# Exercise requirements
The records below need retyping in full; give them again exactly.

━━ Data for this exercise ━━

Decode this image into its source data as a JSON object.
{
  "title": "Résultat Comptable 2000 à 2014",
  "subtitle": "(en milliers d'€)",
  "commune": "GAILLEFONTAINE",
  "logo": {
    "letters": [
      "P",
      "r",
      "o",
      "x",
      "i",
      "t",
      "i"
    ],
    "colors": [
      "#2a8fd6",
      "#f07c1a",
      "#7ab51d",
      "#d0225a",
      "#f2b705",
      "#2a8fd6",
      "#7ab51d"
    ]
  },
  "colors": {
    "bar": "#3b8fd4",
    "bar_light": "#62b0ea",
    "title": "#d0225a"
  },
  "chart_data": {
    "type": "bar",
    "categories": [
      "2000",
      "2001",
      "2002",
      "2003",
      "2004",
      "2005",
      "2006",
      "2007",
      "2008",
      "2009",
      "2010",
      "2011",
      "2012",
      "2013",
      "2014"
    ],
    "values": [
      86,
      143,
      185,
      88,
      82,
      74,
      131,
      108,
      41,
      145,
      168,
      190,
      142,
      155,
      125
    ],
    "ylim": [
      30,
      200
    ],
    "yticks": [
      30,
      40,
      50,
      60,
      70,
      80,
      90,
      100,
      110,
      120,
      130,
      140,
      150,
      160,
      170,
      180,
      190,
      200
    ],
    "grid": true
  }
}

━━━

# Result for this exercise
Decode this image into its source data as a JSON object.
{
  "title": "Résultat Comptable 2000 à 2014",
  "subtitle": "(en milliers d'€)",
  "commune": "GAILLEFONTAINE",
  "logo": {
    "letters": [
      "P",
      "r",
      "o",
      "x",
      "i",
      "t",
      "i"
    ],
    "colors": [
      "#2a8fd6",
      "#f07c1a",
      "#7ab51d",
      "#d0225a",
      "#f2b705",
      "#2a8fd6",
      "#7ab51d"
    ]
  },
  "colors": {
    "bar": "#3b8fd4",
    "bar_light": "#62b0ea",
    "title": "#d0225a"
  },
  "chart_data": {
    "type": "bar",
    "categories": [
      "2000",
      "2001",
      "2002",
      "2003",
      "2004",
      "2005",
      "2006",
      "2007",
      "2008",
      "2009",
      "2010",
      "2011",
      "2012",
      "2013",
      "2014"
    ],
    "values": [
      86,
      143,
      185,
      88,
      82,
      74,
      131,
      108,
      41,
      145,
      168,
      190,
      142,
      155,
      125
    ],
    "ylim": [
      30,
      200
    ],
    "yticks": [
      30,
      40,
      50,
      60,
      70,
      80,
      90,
      100,
      110,
      120,
      130,
      140,
      150,
      160,
      170,
      180,
      190,
      200
    ],
    "grid": true
  }
}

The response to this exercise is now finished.